Copy every entry exactly as given, minus the images.

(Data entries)

** START **

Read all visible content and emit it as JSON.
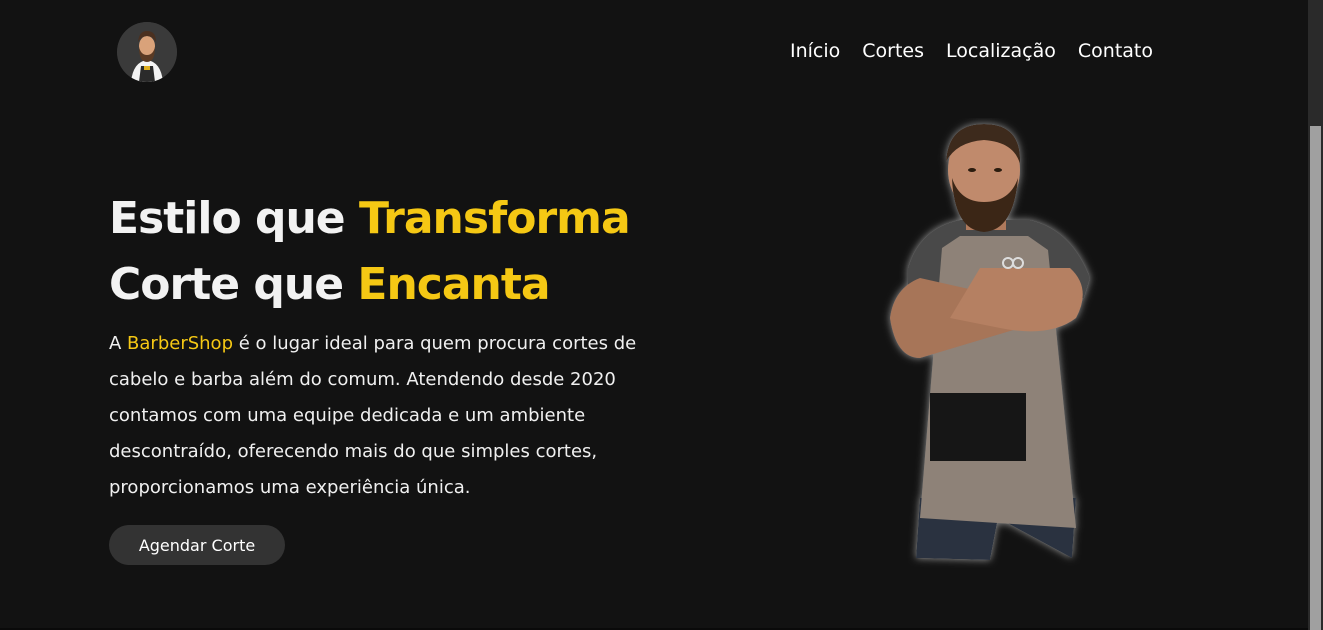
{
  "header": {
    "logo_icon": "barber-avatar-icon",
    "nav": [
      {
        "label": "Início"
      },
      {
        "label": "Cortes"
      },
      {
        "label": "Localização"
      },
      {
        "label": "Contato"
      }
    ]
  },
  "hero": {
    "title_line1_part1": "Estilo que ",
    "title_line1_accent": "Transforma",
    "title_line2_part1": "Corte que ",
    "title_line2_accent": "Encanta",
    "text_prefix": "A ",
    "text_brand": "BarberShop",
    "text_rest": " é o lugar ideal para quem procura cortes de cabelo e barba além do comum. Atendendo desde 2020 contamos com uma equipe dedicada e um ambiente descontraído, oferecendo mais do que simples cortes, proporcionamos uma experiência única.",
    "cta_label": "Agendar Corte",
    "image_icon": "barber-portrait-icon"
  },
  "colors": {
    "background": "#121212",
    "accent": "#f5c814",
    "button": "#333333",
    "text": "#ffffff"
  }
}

** END **

**Task response**.
Read all visible content and emit it as JSON.
{
  "header": {
    "logo_icon": "barber-avatar-icon",
    "nav": [
      {
        "label": "Início"
      },
      {
        "label": "Cortes"
      },
      {
        "label": "Localização"
      },
      {
        "label": "Contato"
      }
    ]
  },
  "hero": {
    "title_line1_part1": "Estilo que ",
    "title_line1_accent": "Transforma",
    "title_line2_part1": "Corte que ",
    "title_line2_accent": "Encanta",
    "text_prefix": "A ",
    "text_brand": "BarberShop",
    "text_rest": " é o lugar ideal para quem procura cortes de cabelo e barba além do comum. Atendendo desde 2020 contamos com uma equipe dedicada e um ambiente descontraído, oferecendo mais do que simples cortes, proporcionamos uma experiência única.",
    "cta_label": "Agendar Corte",
    "image_icon": "barber-portrait-icon"
  },
  "colors": {
    "background": "#121212",
    "accent": "#f5c814",
    "button": "#333333",
    "text": "#ffffff"
  }
}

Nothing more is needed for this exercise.